Your objective: Transcribe the data in full and exactly, omitting any pictures.

Supplied entries:
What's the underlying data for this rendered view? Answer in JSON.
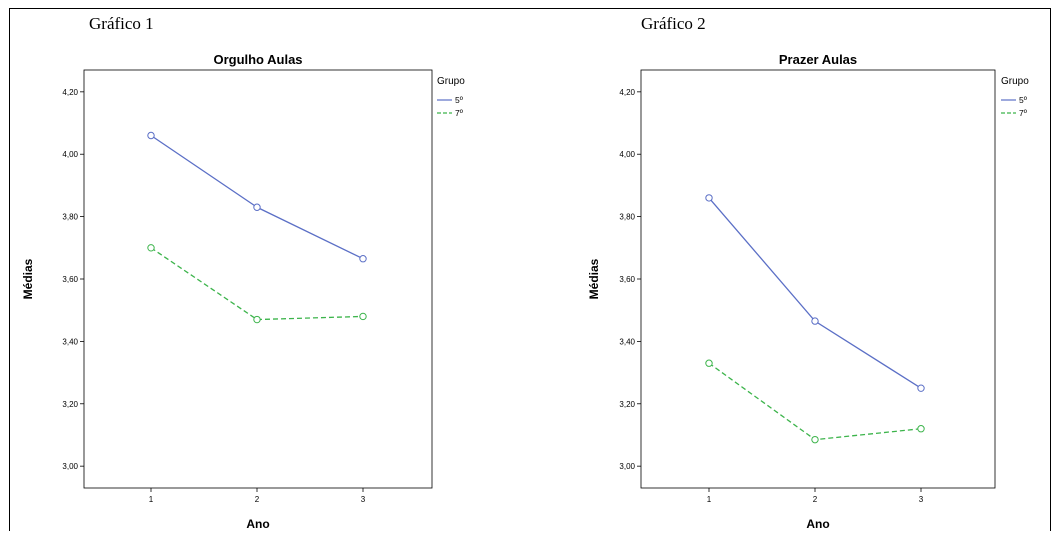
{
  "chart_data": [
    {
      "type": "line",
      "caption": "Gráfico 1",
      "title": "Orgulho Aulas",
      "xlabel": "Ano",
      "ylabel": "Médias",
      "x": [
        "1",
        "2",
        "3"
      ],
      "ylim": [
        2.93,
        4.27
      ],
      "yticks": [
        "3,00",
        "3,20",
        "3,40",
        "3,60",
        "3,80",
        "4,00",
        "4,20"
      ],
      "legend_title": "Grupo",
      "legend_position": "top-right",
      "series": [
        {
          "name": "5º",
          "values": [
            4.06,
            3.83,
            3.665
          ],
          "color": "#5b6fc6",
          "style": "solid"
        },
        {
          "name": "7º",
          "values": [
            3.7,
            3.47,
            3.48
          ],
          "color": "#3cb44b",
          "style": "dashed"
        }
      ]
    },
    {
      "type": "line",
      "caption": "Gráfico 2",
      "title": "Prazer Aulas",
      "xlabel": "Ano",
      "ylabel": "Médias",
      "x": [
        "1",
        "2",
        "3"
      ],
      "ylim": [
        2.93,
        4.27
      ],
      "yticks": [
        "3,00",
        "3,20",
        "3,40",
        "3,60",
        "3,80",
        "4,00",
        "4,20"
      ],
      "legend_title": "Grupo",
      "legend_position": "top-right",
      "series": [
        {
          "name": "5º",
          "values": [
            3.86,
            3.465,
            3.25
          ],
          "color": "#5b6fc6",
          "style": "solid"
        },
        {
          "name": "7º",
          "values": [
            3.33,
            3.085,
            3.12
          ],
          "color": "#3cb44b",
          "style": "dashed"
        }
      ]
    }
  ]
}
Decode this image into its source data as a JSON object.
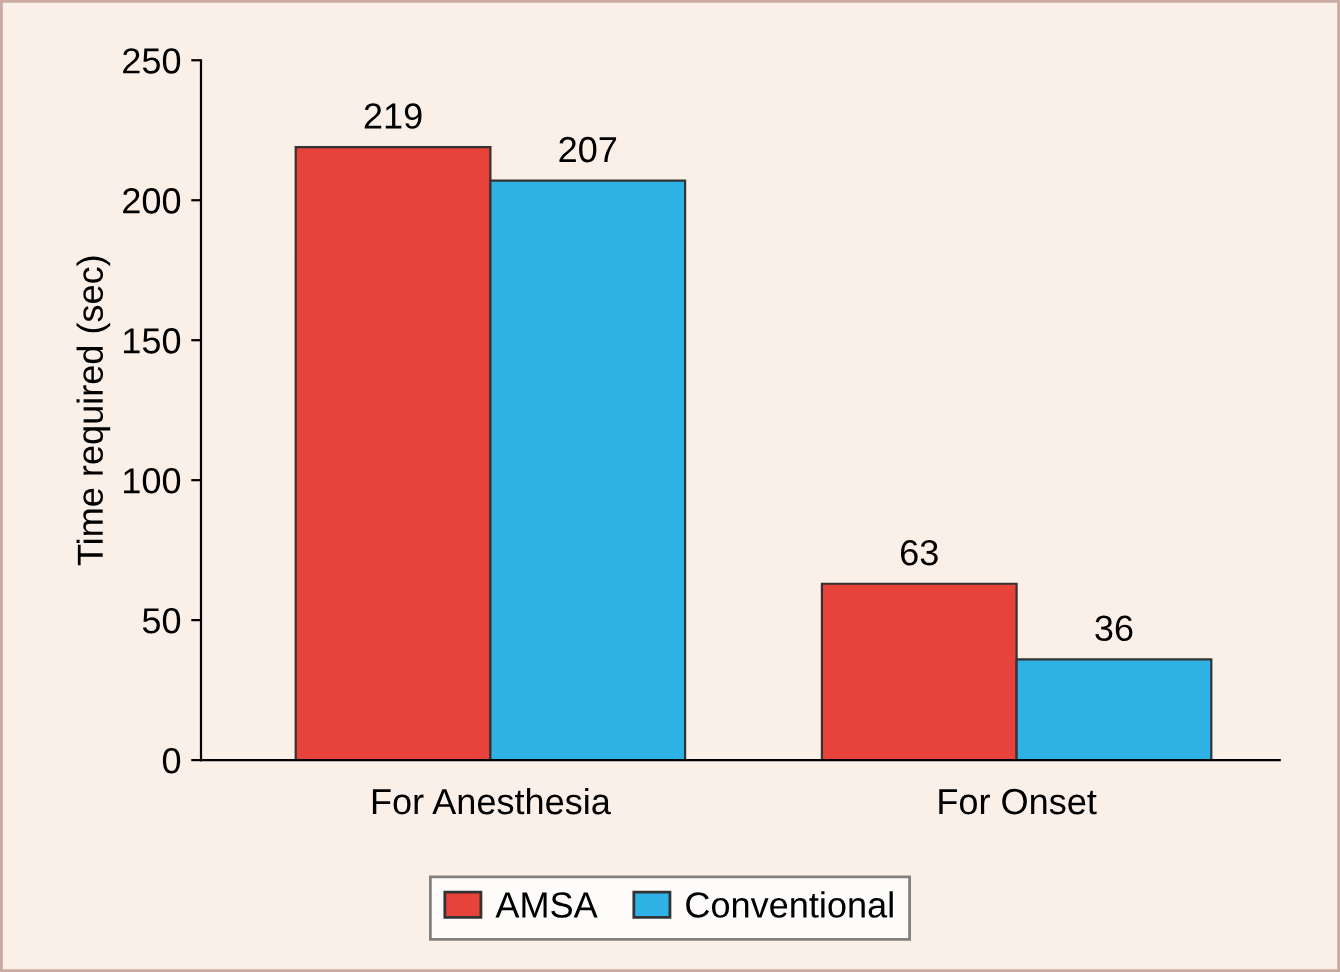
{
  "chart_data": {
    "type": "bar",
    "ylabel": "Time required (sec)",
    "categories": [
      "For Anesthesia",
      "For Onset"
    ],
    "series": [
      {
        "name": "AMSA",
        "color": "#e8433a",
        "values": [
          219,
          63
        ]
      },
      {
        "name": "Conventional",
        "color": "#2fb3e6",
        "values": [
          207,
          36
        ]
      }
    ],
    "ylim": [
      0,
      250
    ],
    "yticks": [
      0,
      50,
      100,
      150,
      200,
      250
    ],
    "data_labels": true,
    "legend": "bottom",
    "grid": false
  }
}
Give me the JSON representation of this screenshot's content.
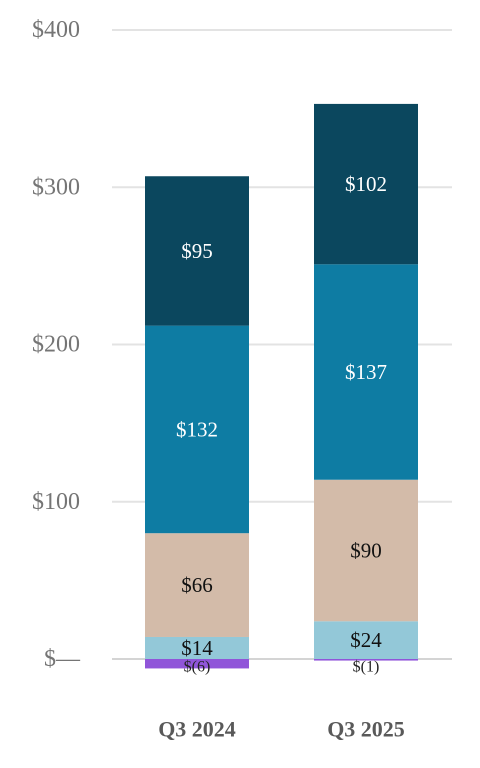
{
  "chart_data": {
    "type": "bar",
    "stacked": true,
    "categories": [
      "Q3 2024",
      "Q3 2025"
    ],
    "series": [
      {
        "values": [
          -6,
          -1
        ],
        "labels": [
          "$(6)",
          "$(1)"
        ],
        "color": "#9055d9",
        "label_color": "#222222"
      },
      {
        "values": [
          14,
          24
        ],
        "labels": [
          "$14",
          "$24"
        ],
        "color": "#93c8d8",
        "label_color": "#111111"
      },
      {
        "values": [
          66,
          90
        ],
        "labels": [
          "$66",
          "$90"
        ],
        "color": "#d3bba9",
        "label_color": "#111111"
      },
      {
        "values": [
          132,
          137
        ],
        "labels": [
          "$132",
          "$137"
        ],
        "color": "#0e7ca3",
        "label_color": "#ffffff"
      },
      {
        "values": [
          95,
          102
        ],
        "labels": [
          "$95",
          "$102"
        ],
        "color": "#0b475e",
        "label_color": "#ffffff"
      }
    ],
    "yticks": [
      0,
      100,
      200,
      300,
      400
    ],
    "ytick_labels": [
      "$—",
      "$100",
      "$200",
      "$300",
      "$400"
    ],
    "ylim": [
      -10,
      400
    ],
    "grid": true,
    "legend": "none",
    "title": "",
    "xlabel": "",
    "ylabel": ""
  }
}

Answer for this exercise:
What's the underlying data for this rendered view? Answer in JSON.
{
  "chart_data": [
    {
      "type": "line",
      "caption": "Gráfico 1",
      "title": "Orgulho Aulas",
      "xlabel": "Ano",
      "ylabel": "Médias",
      "x": [
        "1",
        "2",
        "3"
      ],
      "ylim": [
        2.93,
        4.27
      ],
      "yticks": [
        "3,00",
        "3,20",
        "3,40",
        "3,60",
        "3,80",
        "4,00",
        "4,20"
      ],
      "legend_title": "Grupo",
      "legend_position": "top-right",
      "series": [
        {
          "name": "5º",
          "values": [
            4.06,
            3.83,
            3.665
          ],
          "color": "#5b6fc6",
          "style": "solid"
        },
        {
          "name": "7º",
          "values": [
            3.7,
            3.47,
            3.48
          ],
          "color": "#3cb44b",
          "style": "dashed"
        }
      ]
    },
    {
      "type": "line",
      "caption": "Gráfico 2",
      "title": "Prazer Aulas",
      "xlabel": "Ano",
      "ylabel": "Médias",
      "x": [
        "1",
        "2",
        "3"
      ],
      "ylim": [
        2.93,
        4.27
      ],
      "yticks": [
        "3,00",
        "3,20",
        "3,40",
        "3,60",
        "3,80",
        "4,00",
        "4,20"
      ],
      "legend_title": "Grupo",
      "legend_position": "top-right",
      "series": [
        {
          "name": "5º",
          "values": [
            3.86,
            3.465,
            3.25
          ],
          "color": "#5b6fc6",
          "style": "solid"
        },
        {
          "name": "7º",
          "values": [
            3.33,
            3.085,
            3.12
          ],
          "color": "#3cb44b",
          "style": "dashed"
        }
      ]
    }
  ]
}
Decode this image into its source data as a JSON object.
{
  "chart_data": {
    "type": "bar",
    "ylabel": "Time required (sec)",
    "categories": [
      "For Anesthesia",
      "For Onset"
    ],
    "series": [
      {
        "name": "AMSA",
        "color": "#e8433a",
        "values": [
          219,
          63
        ]
      },
      {
        "name": "Conventional",
        "color": "#2fb3e6",
        "values": [
          207,
          36
        ]
      }
    ],
    "ylim": [
      0,
      250
    ],
    "yticks": [
      0,
      50,
      100,
      150,
      200,
      250
    ],
    "data_labels": true,
    "legend": "bottom",
    "grid": false
  }
}
Give me the JSON representation of this screenshot's content.
{
  "chart_data": {
    "type": "bar",
    "stacked": true,
    "categories": [
      "Q3 2024",
      "Q3 2025"
    ],
    "series": [
      {
        "values": [
          -6,
          -1
        ],
        "labels": [
          "$(6)",
          "$(1)"
        ],
        "color": "#9055d9",
        "label_color": "#222222"
      },
      {
        "values": [
          14,
          24
        ],
        "labels": [
          "$14",
          "$24"
        ],
        "color": "#93c8d8",
        "label_color": "#111111"
      },
      {
        "values": [
          66,
          90
        ],
        "labels": [
          "$66",
          "$90"
        ],
        "color": "#d3bba9",
        "label_color": "#111111"
      },
      {
        "values": [
          132,
          137
        ],
        "labels": [
          "$132",
          "$137"
        ],
        "color": "#0e7ca3",
        "label_color": "#ffffff"
      },
      {
        "values": [
          95,
          102
        ],
        "labels": [
          "$95",
          "$102"
        ],
        "color": "#0b475e",
        "label_color": "#ffffff"
      }
    ],
    "yticks": [
      0,
      100,
      200,
      300,
      400
    ],
    "ytick_labels": [
      "$—",
      "$100",
      "$200",
      "$300",
      "$400"
    ],
    "ylim": [
      -10,
      400
    ],
    "grid": true,
    "legend": "none",
    "title": "",
    "xlabel": "",
    "ylabel": ""
  }
}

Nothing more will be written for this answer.